[EXERCISE DIRECTIONS]:
Restate each of the lines below word for word and drop every picture.

** START OF MATERIALS PROVIDED **

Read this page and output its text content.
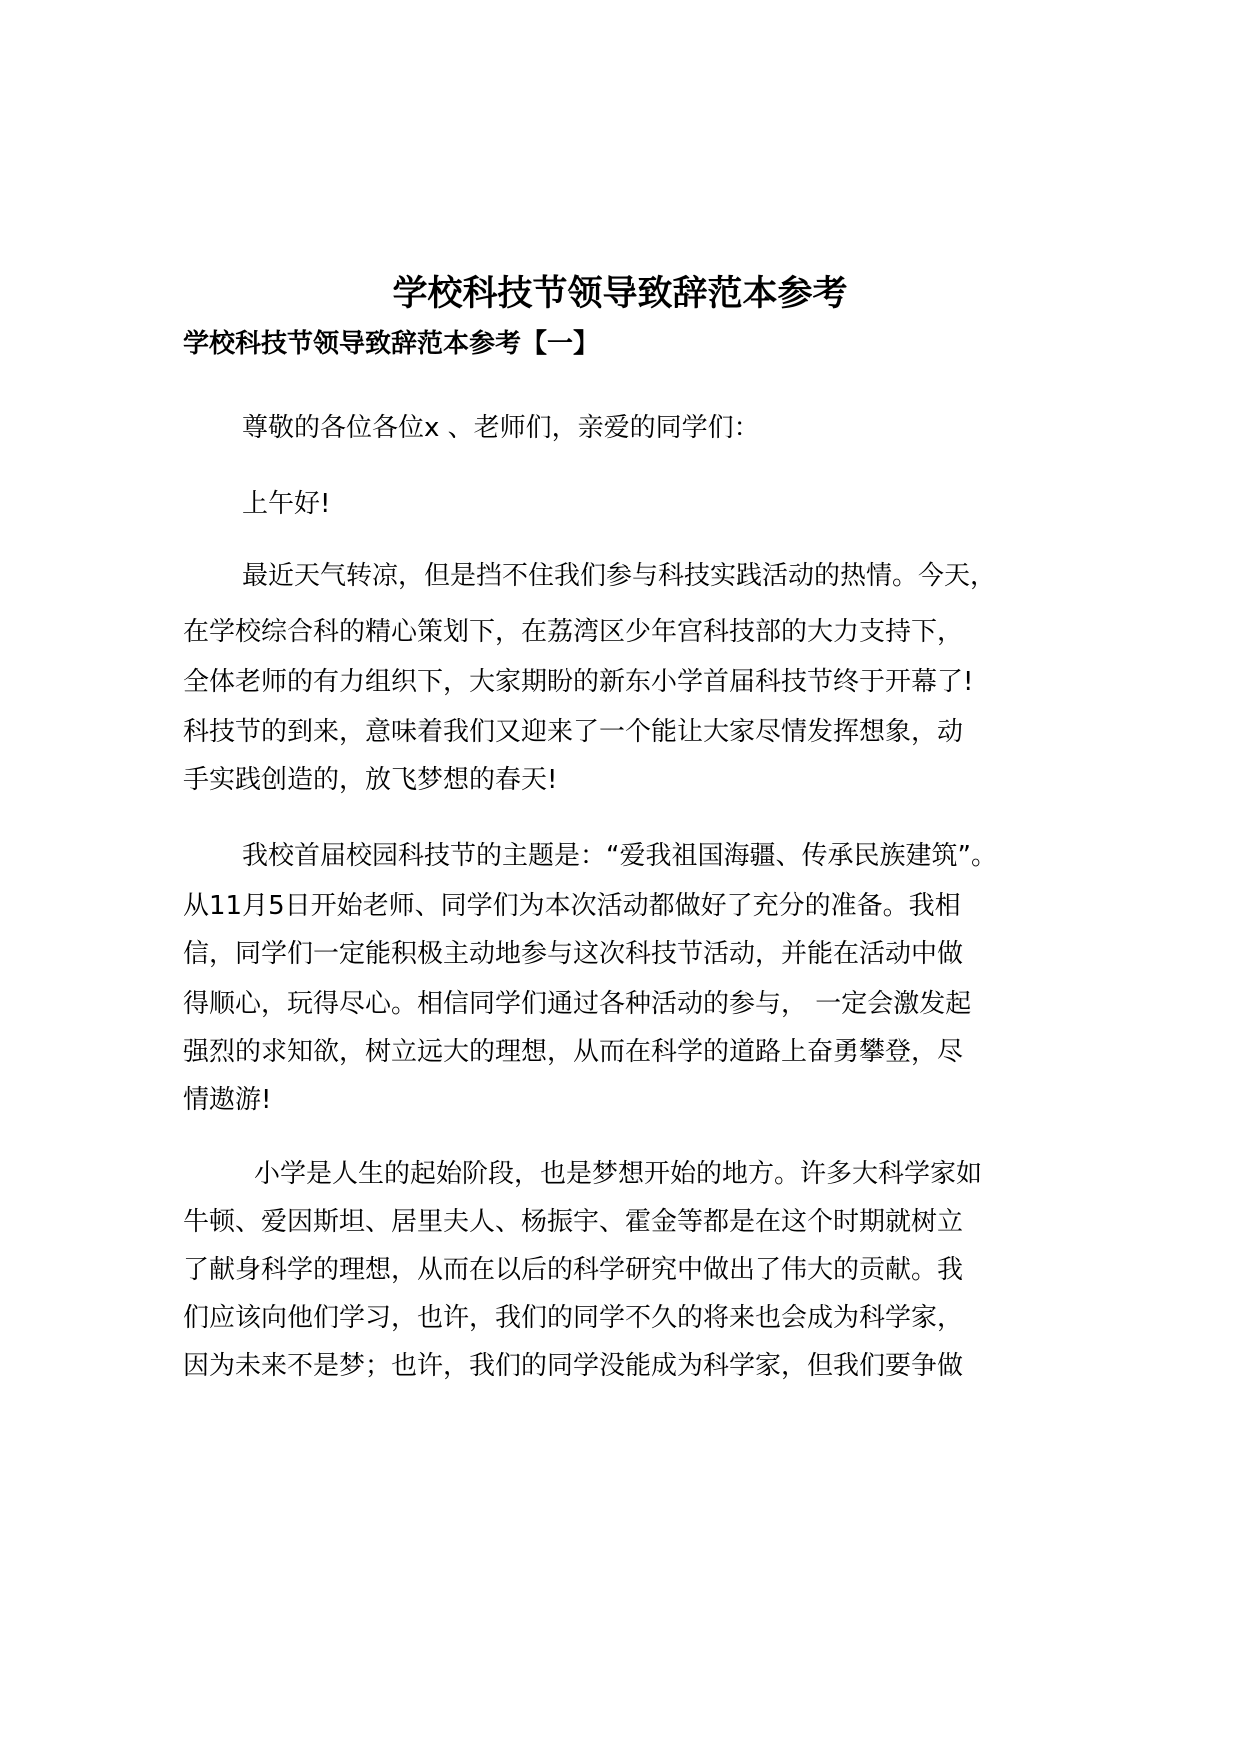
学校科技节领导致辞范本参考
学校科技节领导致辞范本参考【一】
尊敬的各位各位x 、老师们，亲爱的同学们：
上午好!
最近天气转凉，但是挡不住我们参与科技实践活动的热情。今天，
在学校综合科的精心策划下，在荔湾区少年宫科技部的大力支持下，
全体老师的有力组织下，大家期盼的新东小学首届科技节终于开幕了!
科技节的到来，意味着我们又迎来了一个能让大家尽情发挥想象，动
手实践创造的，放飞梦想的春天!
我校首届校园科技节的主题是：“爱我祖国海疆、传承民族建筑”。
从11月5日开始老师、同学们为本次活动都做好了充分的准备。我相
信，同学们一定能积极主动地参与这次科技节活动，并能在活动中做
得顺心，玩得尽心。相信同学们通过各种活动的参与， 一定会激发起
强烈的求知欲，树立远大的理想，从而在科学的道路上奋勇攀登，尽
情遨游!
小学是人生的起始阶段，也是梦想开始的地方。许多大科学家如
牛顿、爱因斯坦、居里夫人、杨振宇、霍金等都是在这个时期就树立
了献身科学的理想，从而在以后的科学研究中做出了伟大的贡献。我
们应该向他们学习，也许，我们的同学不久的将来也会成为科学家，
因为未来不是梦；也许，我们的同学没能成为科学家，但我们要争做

** END OF MATERIALS PROVIDED **

[OUTPUT FOR THIS EXERCISE]:
Read this page and output its text content.
学校科技节领导致辞范本参考
学校科技节领导致辞范本参考【一】
尊敬的各位各位x 、老师们，亲爱的同学们：
上午好!
最近天气转凉，但是挡不住我们参与科技实践活动的热情。今天，
在学校综合科的精心策划下，在荔湾区少年宫科技部的大力支持下，
全体老师的有力组织下，大家期盼的新东小学首届科技节终于开幕了!
科技节的到来，意味着我们又迎来了一个能让大家尽情发挥想象，动
手实践创造的，放飞梦想的春天!
我校首届校园科技节的主题是：“爱我祖国海疆、传承民族建筑”。
从11月5日开始老师、同学们为本次活动都做好了充分的准备。我相
信，同学们一定能积极主动地参与这次科技节活动，并能在活动中做
得顺心，玩得尽心。相信同学们通过各种活动的参与， 一定会激发起
强烈的求知欲，树立远大的理想，从而在科学的道路上奋勇攀登，尽
情遨游!
小学是人生的起始阶段，也是梦想开始的地方。许多大科学家如
牛顿、爱因斯坦、居里夫人、杨振宇、霍金等都是在这个时期就树立
了献身科学的理想，从而在以后的科学研究中做出了伟大的贡献。我
们应该向他们学习，也许，我们的同学不久的将来也会成为科学家，
因为未来不是梦；也许，我们的同学没能成为科学家，但我们要争做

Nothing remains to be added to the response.